**Saved entries:**
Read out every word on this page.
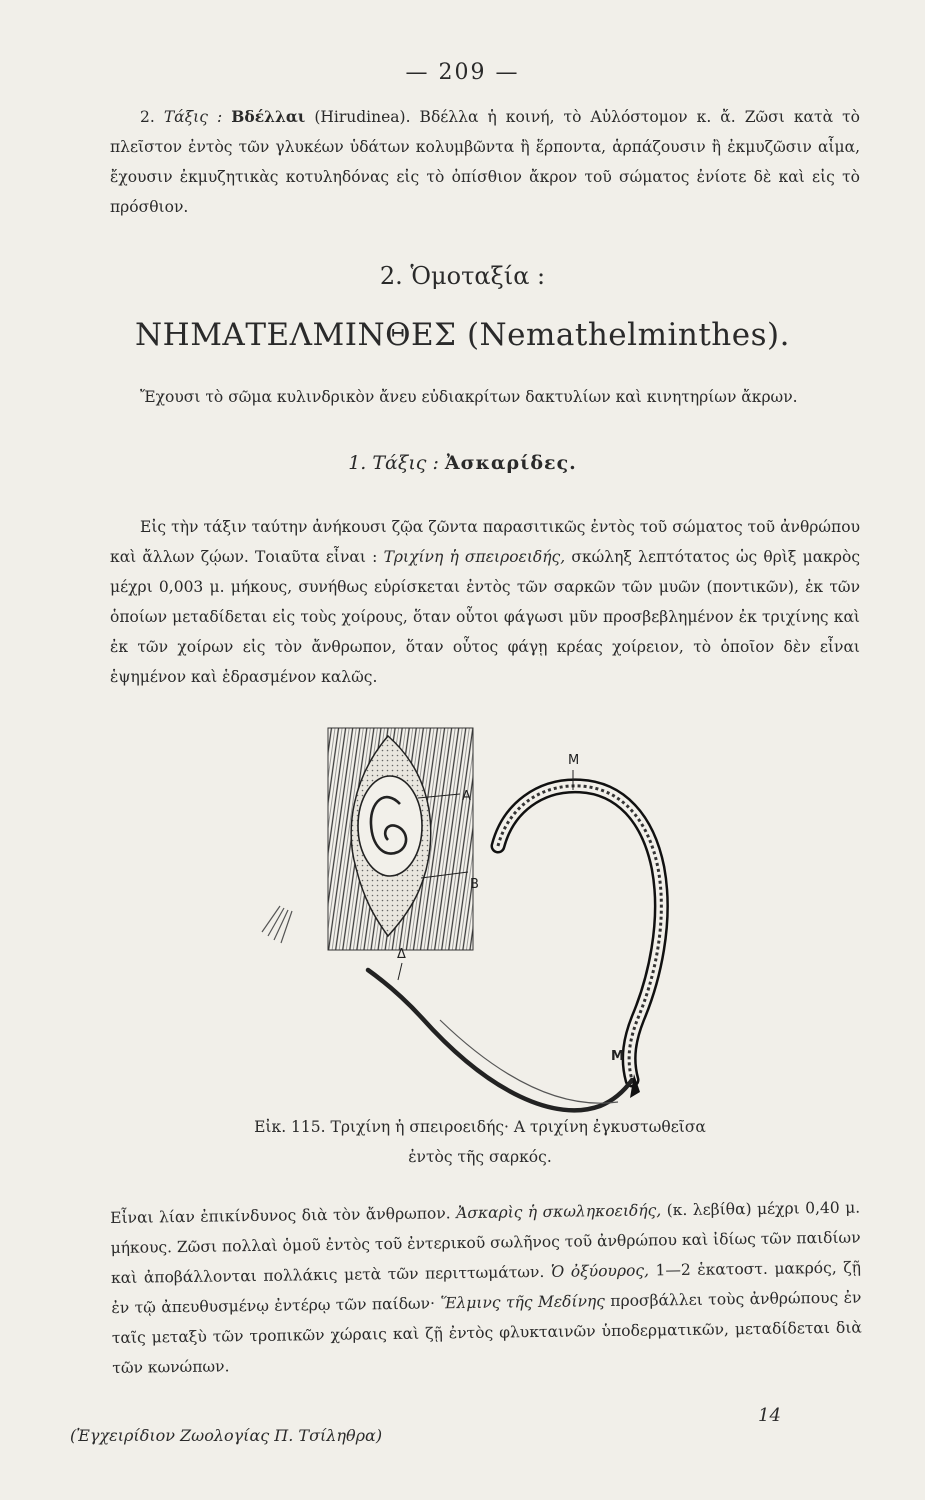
— 209 —
2. Τάξις : Βδέλλαι (Hirudinea). Βδέλλα ἡ κοινή, τὸ Αὐλόστομον κ. ἄ. Ζῶσι κατὰ τὸ πλεῖστον ἐντὸς τῶν γλυκέων ὑδάτων κολυμβῶντα ἢ ἕρποντα, ἁρπάζουσιν ἢ ἐκμυζῶσιν αἷμα, ἔχουσιν ἐκμυζητικὰς κοτυληδόνας εἰς τὸ ὀπίσθιον ἄκρον τοῦ σώματος ἐνίοτε δὲ καὶ εἰς τὸ πρόσθιον.
2. Ὁμοταξία :
ΝΗΜΑΤΕΛΜΙΝΘΕΣ (Nemathelminthes).
Ἔχουσι τὸ σῶμα κυλινδρικὸν ἄνευ εὐδιακρίτων δακτυλίων καὶ κινητηρίων ἄκρων.
1. Τάξις : Ἀσκαρίδες.
Εἰς τὴν τάξιν ταύτην ἀνήκουσι ζῷα ζῶντα παρασιτικῶς ἐντὸς τοῦ σώματος τοῦ ἀνθρώπου καὶ ἄλλων ζῴων. Τοιαῦτα εἶναι : Τριχίνη ἡ σπειροειδής, σκώληξ λεπτότατος ὡς θρὶξ μακρὸς μέχρι 0,003 μ. μήκους, συνήθως εὑρίσκεται ἐντὸς τῶν σαρκῶν τῶν μυῶν (ποντικῶν), ἐκ τῶν ὁποίων μεταδίδεται εἰς τοὺς χοίρους, ὅταν οὗτοι φάγωσι μῦν προσβεβλημένον ἐκ τριχίνης καὶ ἐκ τῶν χοίρων εἰς τὸν ἄνθρωπον, ὅταν οὗτος φάγῃ κρέας χοίρειον, τὸ ὁποῖον δὲν εἶναι ἑψημένον καὶ ἑδρασμένον καλῶς.
A
B
M
Δ
M
Εἰκ. 115. Τριχίνη ἡ σπειροειδής· Α τριχίνη ἐγκυστωθεῖσα
ἐντὸς τῆς σαρκός.
Εἶναι λίαν ἐπικίνδυνος διὰ τὸν ἄνθρωπον. Ἀσκαρὶς ἡ σκωληκοειδής, (κ. λεβίθα) μέχρι 0,40 μ. μήκους. Ζῶσι πολλαὶ ὁμοῦ ἐντὸς τοῦ ἐντερικοῦ σωλῆνος τοῦ ἀνθρώπου καὶ ἰδίως τῶν παιδίων καὶ ἀποβάλλονται πολλάκις μετὰ τῶν περιττωμάτων. Ὁ ὀξύουρος, 1—2 ἑκατοστ. μακρός, ζῇ ἐν τῷ ἀπευθυσμένῳ ἐντέρῳ τῶν παίδων· Ἕλμινς τῆς Μεδίνης προσβάλλει τοὺς ἀνθρώπους ἐν ταῖς μεταξὺ τῶν τροπικῶν χώραις καὶ ζῇ ἐντὸς φλυκταινῶν ὑποδερματικῶν, μεταδίδεται διὰ τῶν κωνώπων.
(Ἐγχειρίδιον Ζωολογίας Π. Τσίληθρα)
14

**Written problem:** Show every line that contains the word "Τριχίνη".

**Reply to the exercise:**
Εἰς τὴν τάξιν ταύτην ἀνήκουσι ζῷα ζῶντα παρασιτικῶς ἐντὸς τοῦ σώματος τοῦ ἀνθρώπου καὶ ἄλλων ζῴων. Τοιαῦτα εἶναι : Τριχίνη ἡ σπειροειδής, σκώληξ λεπτότατος ὡς θρὶξ μακρὸς μέχρι 0,003 μ. μήκους, συνήθως εὑρίσκεται ἐντὸς τῶν σαρκῶν τῶν μυῶν (ποντικῶν), ἐκ τῶν ὁποίων μεταδίδεται εἰς τοὺς χοίρους, ὅταν οὗτοι φάγωσι μῦν προσβεβλημένον ἐκ τριχίνης καὶ ἐκ τῶν χοίρων εἰς τὸν ἄνθρωπον, ὅταν οὗτος φάγῃ κρέας χοίρειον, τὸ ὁποῖον δὲν εἶναι ἑψημένον καὶ ἑδρασμένον καλῶς.
Εἰκ. 115. Τριχίνη ἡ σπειροειδής· Α τριχίνη ἐγκυστωθεῖσα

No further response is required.